WRITTEN TASK = Of all the lines in the material, how many include the word "plot"? Reply with the number alone.

LISTING =
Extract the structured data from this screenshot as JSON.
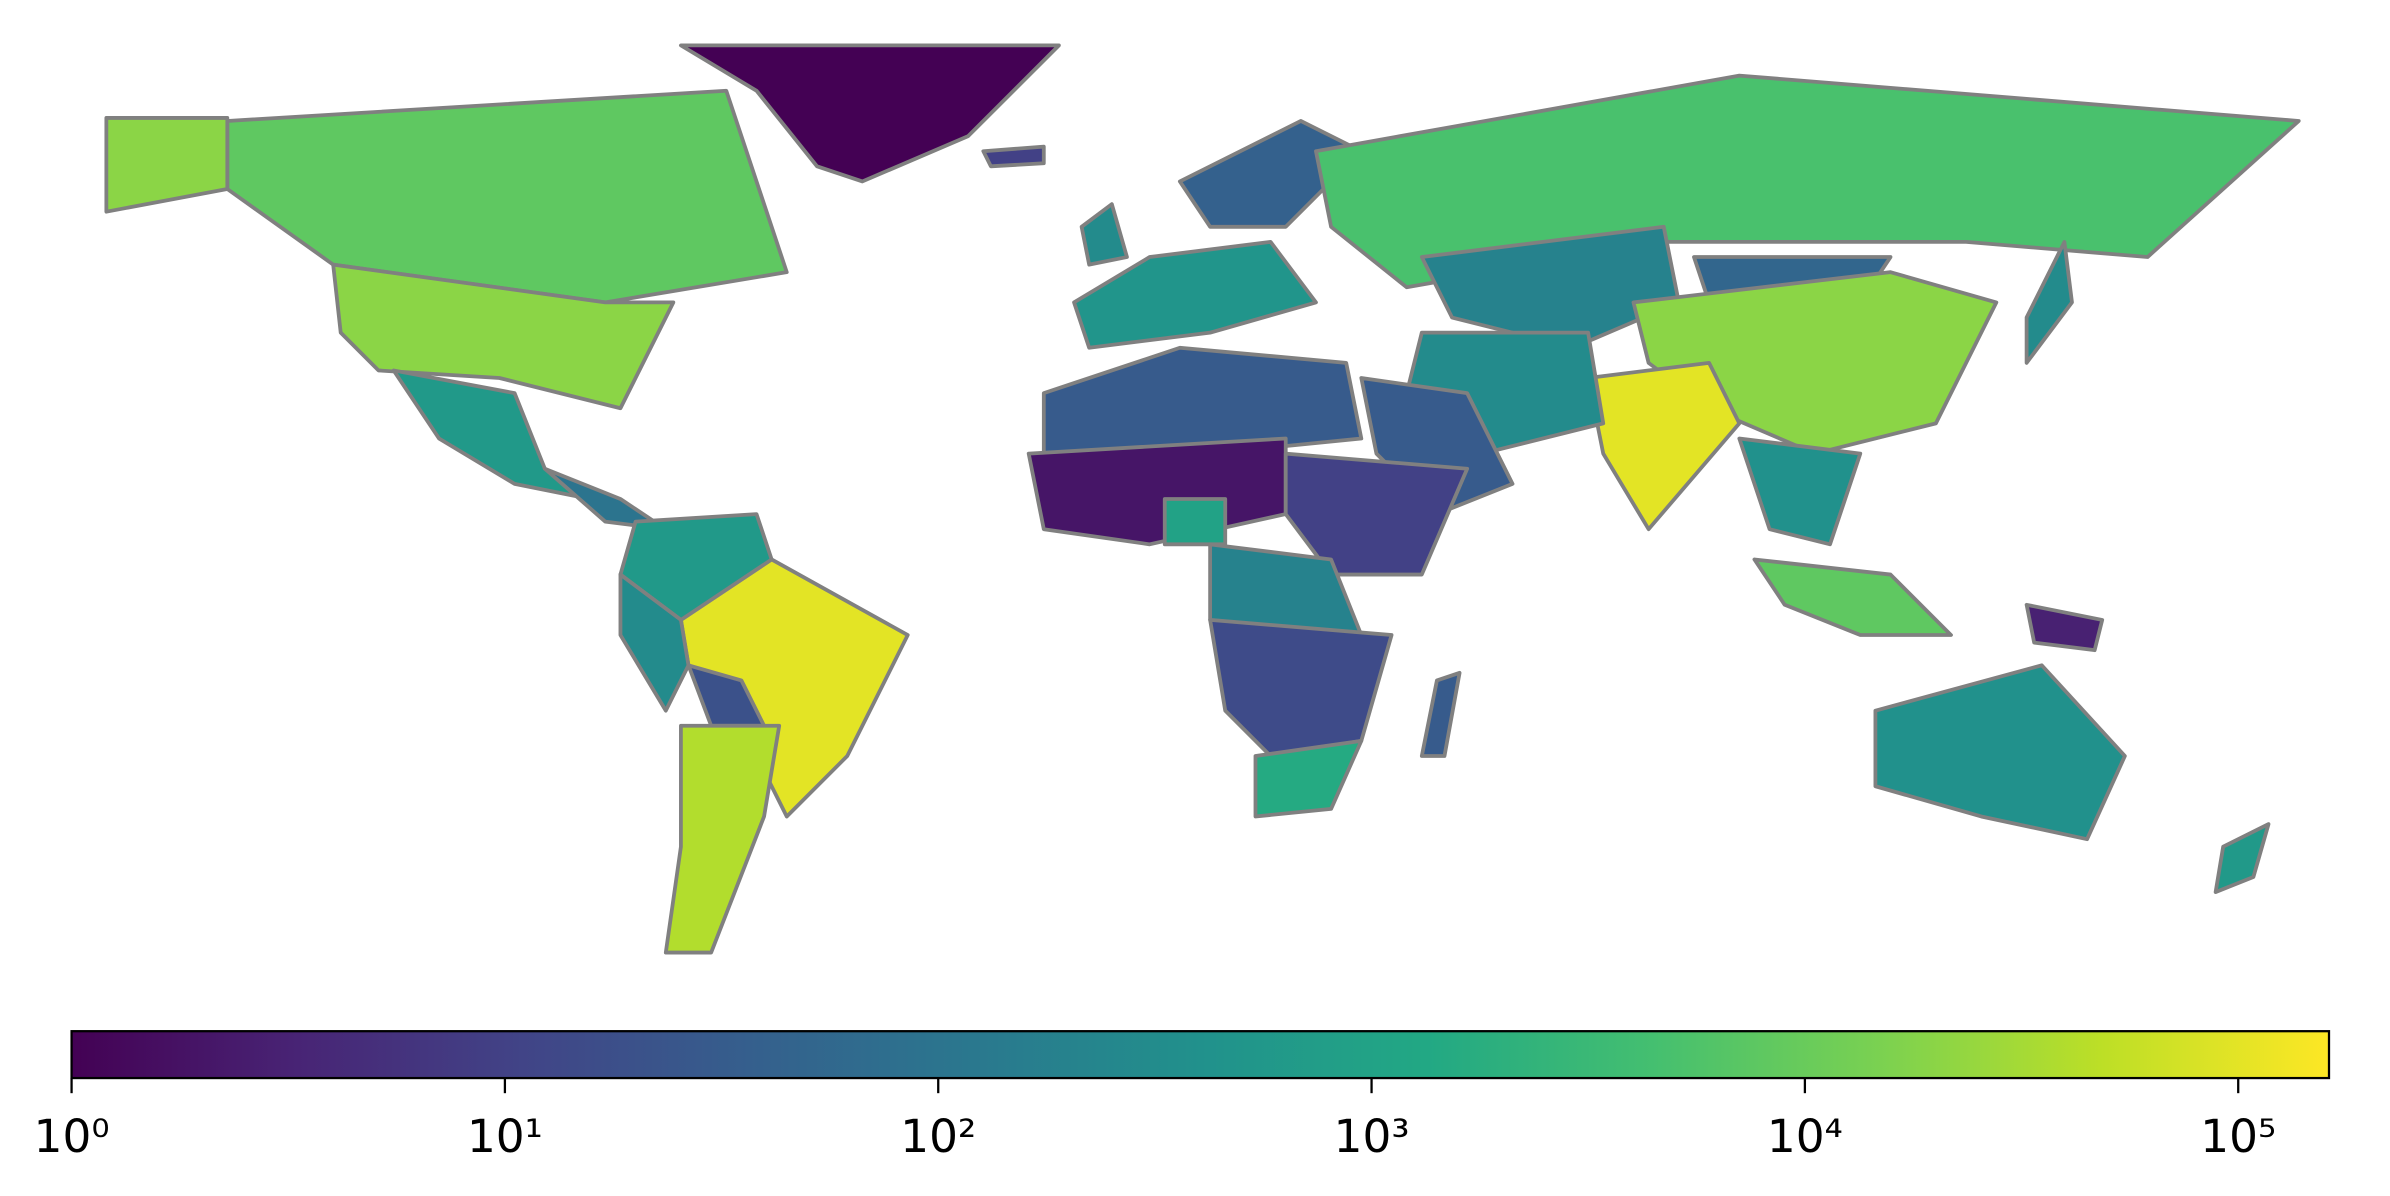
{
  "chart_data": {
    "type": "choropleth",
    "colormap": "viridis",
    "log_scale": true,
    "values": [
      8000,
      20000,
      20000,
      1,
      600,
      100,
      100000,
      600,
      300,
      20,
      40000,
      500,
      40,
      5000,
      200,
      50,
      20000,
      100000,
      300,
      30,
      30,
      2,
      1000,
      10,
      200,
      15,
      1500,
      30,
      400,
      8000,
      3,
      400,
      300,
      600,
      10,
      300
    ],
    "clim": [
      1,
      162000
    ],
    "ticks": [
      {
        "value": 1,
        "label": "10⁰"
      },
      {
        "value": 10,
        "label": "10¹"
      },
      {
        "value": 100,
        "label": "10²"
      },
      {
        "value": 1000,
        "label": "10³"
      },
      {
        "value": 10000,
        "label": "10⁴"
      },
      {
        "value": 100000,
        "label": "10⁵"
      }
    ]
  }
}
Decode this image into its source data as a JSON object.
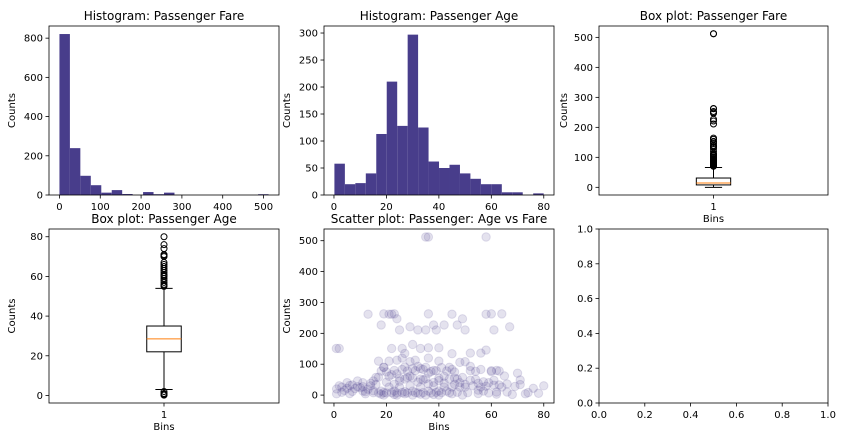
{
  "chart_data": [
    {
      "id": "hist-fare",
      "type": "bar",
      "title": "Histogram: Passenger Fare",
      "xlabel": "",
      "ylabel": "Counts",
      "xlim": [
        -25.6,
        537.9
      ],
      "ylim": [
        0,
        862
      ],
      "bar_color": "#483d8b",
      "xticks": [
        0,
        100,
        200,
        300,
        400,
        500
      ],
      "yticks": [
        0,
        200,
        400,
        600,
        800
      ],
      "bins": [
        {
          "x0": 0,
          "x1": 25.6,
          "count": 821
        },
        {
          "x0": 25.6,
          "x1": 51.2,
          "count": 239
        },
        {
          "x0": 51.2,
          "x1": 76.8,
          "count": 98
        },
        {
          "x0": 76.8,
          "x1": 102.5,
          "count": 50
        },
        {
          "x0": 102.5,
          "x1": 128.1,
          "count": 12
        },
        {
          "x0": 128.1,
          "x1": 153.7,
          "count": 25
        },
        {
          "x0": 153.7,
          "x1": 179.3,
          "count": 5
        },
        {
          "x0": 179.3,
          "x1": 204.9,
          "count": 0
        },
        {
          "x0": 204.9,
          "x1": 230.5,
          "count": 15
        },
        {
          "x0": 230.5,
          "x1": 256.2,
          "count": 4
        },
        {
          "x0": 256.2,
          "x1": 281.8,
          "count": 12
        },
        {
          "x0": 281.8,
          "x1": 307.4,
          "count": 0
        },
        {
          "x0": 486.7,
          "x1": 512.3,
          "count": 4
        }
      ]
    },
    {
      "id": "hist-age",
      "type": "bar",
      "title": "Histogram: Passenger Age",
      "xlabel": "",
      "ylabel": "Counts",
      "xlim": [
        -3.8,
        83.9
      ],
      "ylim": [
        0,
        313
      ],
      "bar_color": "#483d8b",
      "xticks": [
        0,
        20,
        40,
        60,
        80
      ],
      "yticks": [
        0,
        50,
        100,
        150,
        200,
        250,
        300
      ],
      "bins": [
        {
          "x0": 0.17,
          "x1": 4.16,
          "count": 58
        },
        {
          "x0": 4.16,
          "x1": 8.15,
          "count": 20
        },
        {
          "x0": 8.15,
          "x1": 12.14,
          "count": 22
        },
        {
          "x0": 12.14,
          "x1": 16.13,
          "count": 40
        },
        {
          "x0": 16.13,
          "x1": 20.12,
          "count": 113
        },
        {
          "x0": 20.12,
          "x1": 24.11,
          "count": 210
        },
        {
          "x0": 24.11,
          "x1": 28.1,
          "count": 128
        },
        {
          "x0": 28.1,
          "x1": 32.08,
          "count": 297
        },
        {
          "x0": 32.08,
          "x1": 36.07,
          "count": 125
        },
        {
          "x0": 36.07,
          "x1": 40.06,
          "count": 62
        },
        {
          "x0": 40.06,
          "x1": 44.05,
          "count": 50
        },
        {
          "x0": 44.05,
          "x1": 48.04,
          "count": 56
        },
        {
          "x0": 48.04,
          "x1": 52.03,
          "count": 40
        },
        {
          "x0": 52.03,
          "x1": 56.02,
          "count": 30
        },
        {
          "x0": 56.02,
          "x1": 60.01,
          "count": 20
        },
        {
          "x0": 60.01,
          "x1": 64.0,
          "count": 20
        },
        {
          "x0": 64.0,
          "x1": 67.99,
          "count": 5
        },
        {
          "x0": 67.99,
          "x1": 71.98,
          "count": 5
        },
        {
          "x0": 71.98,
          "x1": 75.97,
          "count": 0
        },
        {
          "x0": 75.97,
          "x1": 79.96,
          "count": 3
        }
      ]
    },
    {
      "id": "box-fare",
      "type": "box",
      "title": "Box plot: Passenger Fare",
      "xlabel": "Bins",
      "ylabel": "Counts",
      "ylim": [
        -25.6,
        537.9
      ],
      "yticks": [
        0,
        100,
        200,
        300,
        400,
        500
      ],
      "xtick": "1",
      "box": {
        "whisker_low": 0,
        "q1": 8,
        "median": 14.5,
        "q3": 31,
        "whisker_high": 66
      },
      "outliers": [
        70,
        72,
        74,
        76,
        78,
        80,
        82,
        84,
        86,
        89,
        91,
        93,
        96,
        99,
        102,
        106,
        108,
        110,
        113,
        120,
        128,
        134,
        136,
        140,
        146,
        151,
        153,
        160,
        164,
        211,
        221,
        227,
        247,
        249,
        253,
        262,
        263,
        512,
        512
      ]
    },
    {
      "id": "box-age",
      "type": "box",
      "title": "Box plot: Passenger Age",
      "xlabel": "Bins",
      "ylabel": "Counts",
      "ylim": [
        -3.8,
        83.9
      ],
      "yticks": [
        0,
        20,
        40,
        60,
        80
      ],
      "xtick": "1",
      "box": {
        "whisker_low": 3,
        "q1": 22,
        "median": 28.5,
        "q3": 35,
        "whisker_high": 54
      },
      "outliers": [
        0.17,
        0.33,
        0.42,
        0.67,
        0.75,
        0.83,
        0.92,
        1,
        2,
        55,
        55.5,
        56,
        57,
        58,
        59,
        60,
        60.5,
        61,
        62,
        63,
        64,
        65,
        66,
        67,
        70,
        70.5,
        71,
        74,
        76,
        80
      ]
    },
    {
      "id": "scatter-age-fare",
      "type": "scatter",
      "title": "Scatter plot: Passenger: Age vs Fare",
      "xlabel": "Bins",
      "ylabel": "Counts",
      "xlim": [
        -3.8,
        83.9
      ],
      "ylim": [
        -25.6,
        537.9
      ],
      "xticks": [
        0,
        20,
        40,
        60,
        80
      ],
      "yticks": [
        0,
        100,
        200,
        300,
        400,
        500
      ],
      "color": "#483d8b",
      "alpha": 0.15,
      "points": [
        [
          0.9,
          151
        ],
        [
          2,
          151
        ],
        [
          1,
          20
        ],
        [
          2,
          30
        ],
        [
          3,
          26
        ],
        [
          4,
          15
        ],
        [
          5,
          22
        ],
        [
          6,
          31
        ],
        [
          8,
          21
        ],
        [
          9,
          27
        ],
        [
          10,
          24
        ],
        [
          11,
          40
        ],
        [
          12,
          11
        ],
        [
          13,
          19
        ],
        [
          14,
          30
        ],
        [
          15,
          8
        ],
        [
          16,
          34
        ],
        [
          17,
          7
        ],
        [
          18,
          13
        ],
        [
          19,
          8
        ],
        [
          20,
          7
        ],
        [
          21,
          26
        ],
        [
          22,
          8
        ],
        [
          23,
          13
        ],
        [
          24,
          7
        ],
        [
          25,
          26
        ],
        [
          26,
          8
        ],
        [
          27,
          11
        ],
        [
          28,
          7
        ],
        [
          29,
          30
        ],
        [
          30,
          13
        ],
        [
          31,
          8
        ],
        [
          32,
          7
        ],
        [
          33,
          26
        ],
        [
          34,
          8
        ],
        [
          35,
          53
        ],
        [
          36,
          13
        ],
        [
          37,
          7
        ],
        [
          38,
          30
        ],
        [
          39,
          9
        ],
        [
          40,
          13
        ],
        [
          41,
          8
        ],
        [
          42,
          26
        ],
        [
          43,
          13
        ],
        [
          44,
          8
        ],
        [
          45,
          26
        ],
        [
          46,
          35
        ],
        [
          47,
          9
        ],
        [
          48,
          26
        ],
        [
          49,
          57
        ],
        [
          50,
          26
        ],
        [
          51,
          8
        ],
        [
          52,
          79
        ],
        [
          53,
          30
        ],
        [
          54,
          51
        ],
        [
          55,
          16
        ],
        [
          56,
          26
        ],
        [
          57,
          13
        ],
        [
          58,
          29
        ],
        [
          59,
          7
        ],
        [
          60,
          79
        ],
        [
          61,
          32
        ],
        [
          62,
          10
        ],
        [
          63,
          78
        ],
        [
          64,
          26
        ],
        [
          65,
          62
        ],
        [
          66,
          10
        ],
        [
          70,
          71
        ],
        [
          71,
          34
        ],
        [
          74,
          8
        ],
        [
          80,
          30
        ],
        [
          18,
          78
        ],
        [
          19,
          90
        ],
        [
          20,
          75
        ],
        [
          21,
          61
        ],
        [
          22,
          66
        ],
        [
          23,
          80
        ],
        [
          24,
          69
        ],
        [
          25,
          55
        ],
        [
          26,
          83
        ],
        [
          27,
          91
        ],
        [
          28,
          78
        ],
        [
          29,
          61
        ],
        [
          30,
          86
        ],
        [
          31,
          79
        ],
        [
          32,
          93
        ],
        [
          33,
          52
        ],
        [
          34,
          83
        ],
        [
          35,
          90
        ],
        [
          36,
          71
        ],
        [
          37,
          76
        ],
        [
          38,
          80
        ],
        [
          39,
          79
        ],
        [
          40,
          55
        ],
        [
          41,
          89
        ],
        [
          42,
          61
        ],
        [
          43,
          78
        ],
        [
          44,
          90
        ],
        [
          45,
          83
        ],
        [
          46,
          75
        ],
        [
          47,
          52
        ],
        [
          48,
          106
        ],
        [
          50,
          108
        ],
        [
          52,
          93
        ],
        [
          54,
          77
        ],
        [
          56,
          83
        ],
        [
          58,
          146
        ],
        [
          60,
          76
        ],
        [
          62,
          80
        ],
        [
          45,
          134
        ],
        [
          40,
          110
        ],
        [
          36,
          120
        ],
        [
          33,
          86
        ],
        [
          31,
          113
        ],
        [
          29,
          108
        ],
        [
          27,
          135
        ],
        [
          26,
          120
        ],
        [
          24,
          113
        ],
        [
          22,
          151
        ],
        [
          21,
          110
        ],
        [
          19,
          90
        ],
        [
          16,
          57
        ],
        [
          17,
          110
        ],
        [
          18,
          227
        ],
        [
          19,
          263
        ],
        [
          21,
          262
        ],
        [
          23,
          263
        ],
        [
          24,
          247
        ],
        [
          25,
          211
        ],
        [
          26,
          151
        ],
        [
          29,
          221
        ],
        [
          30,
          164
        ],
        [
          32,
          211
        ],
        [
          33,
          151
        ],
        [
          35,
          211
        ],
        [
          36,
          153
        ],
        [
          38,
          227
        ],
        [
          39,
          211
        ],
        [
          40,
          153
        ],
        [
          42,
          227
        ],
        [
          45,
          262
        ],
        [
          47,
          227
        ],
        [
          49,
          247
        ],
        [
          50,
          211
        ],
        [
          52,
          136
        ],
        [
          56,
          136
        ],
        [
          58,
          262
        ],
        [
          60,
          263
        ],
        [
          61,
          211
        ],
        [
          64,
          263
        ],
        [
          67,
          221
        ],
        [
          36,
          263
        ],
        [
          13,
          262
        ],
        [
          22,
          262
        ],
        [
          35,
          512
        ],
        [
          36,
          512
        ],
        [
          58,
          512
        ],
        [
          5,
          40
        ],
        [
          7,
          33
        ],
        [
          9,
          46
        ],
        [
          11,
          27
        ],
        [
          14,
          38
        ],
        [
          15,
          46
        ],
        [
          17,
          58
        ],
        [
          20,
          42
        ],
        [
          23,
          35
        ],
        [
          25,
          45
        ],
        [
          27,
          52
        ],
        [
          28,
          57
        ],
        [
          30,
          56
        ],
        [
          32,
          42
        ],
        [
          34,
          49
        ],
        [
          36,
          36
        ],
        [
          38,
          41
        ],
        [
          40,
          47
        ],
        [
          42,
          39
        ],
        [
          44,
          52
        ],
        [
          46,
          55
        ],
        [
          48,
          40
        ],
        [
          50,
          35
        ],
        [
          52,
          48
        ],
        [
          55,
          38
        ],
        [
          57,
          43
        ],
        [
          59,
          40
        ],
        [
          61,
          48
        ],
        [
          63,
          33
        ],
        [
          66,
          36
        ],
        [
          69,
          28
        ],
        [
          71,
          49
        ],
        [
          76,
          22
        ],
        [
          6,
          5
        ],
        [
          12,
          4
        ],
        [
          18,
          3
        ],
        [
          23,
          2
        ],
        [
          27,
          4
        ],
        [
          33,
          3
        ],
        [
          38,
          2
        ],
        [
          45,
          4
        ],
        [
          49,
          0
        ],
        [
          55,
          5
        ],
        [
          62,
          3
        ],
        [
          68,
          2
        ],
        [
          73,
          4
        ],
        [
          78,
          6
        ],
        [
          30,
          0
        ],
        [
          35,
          0
        ],
        [
          40,
          0
        ],
        [
          24,
          0
        ],
        [
          19,
          0
        ],
        [
          15,
          14
        ],
        [
          11,
          13
        ],
        [
          7,
          12
        ],
        [
          3,
          9
        ],
        [
          1,
          4
        ]
      ]
    },
    {
      "id": "empty-axes",
      "type": "scatter",
      "title": "",
      "xlabel": "",
      "ylabel": "",
      "xlim": [
        0,
        1
      ],
      "ylim": [
        0,
        1
      ],
      "xticks": [
        "0.0",
        "0.2",
        "0.4",
        "0.6",
        "0.8",
        "1.0"
      ],
      "yticks": [
        "0.0",
        "0.2",
        "0.4",
        "0.6",
        "0.8",
        "1.0"
      ],
      "points": []
    }
  ]
}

RESULT BELOW = 3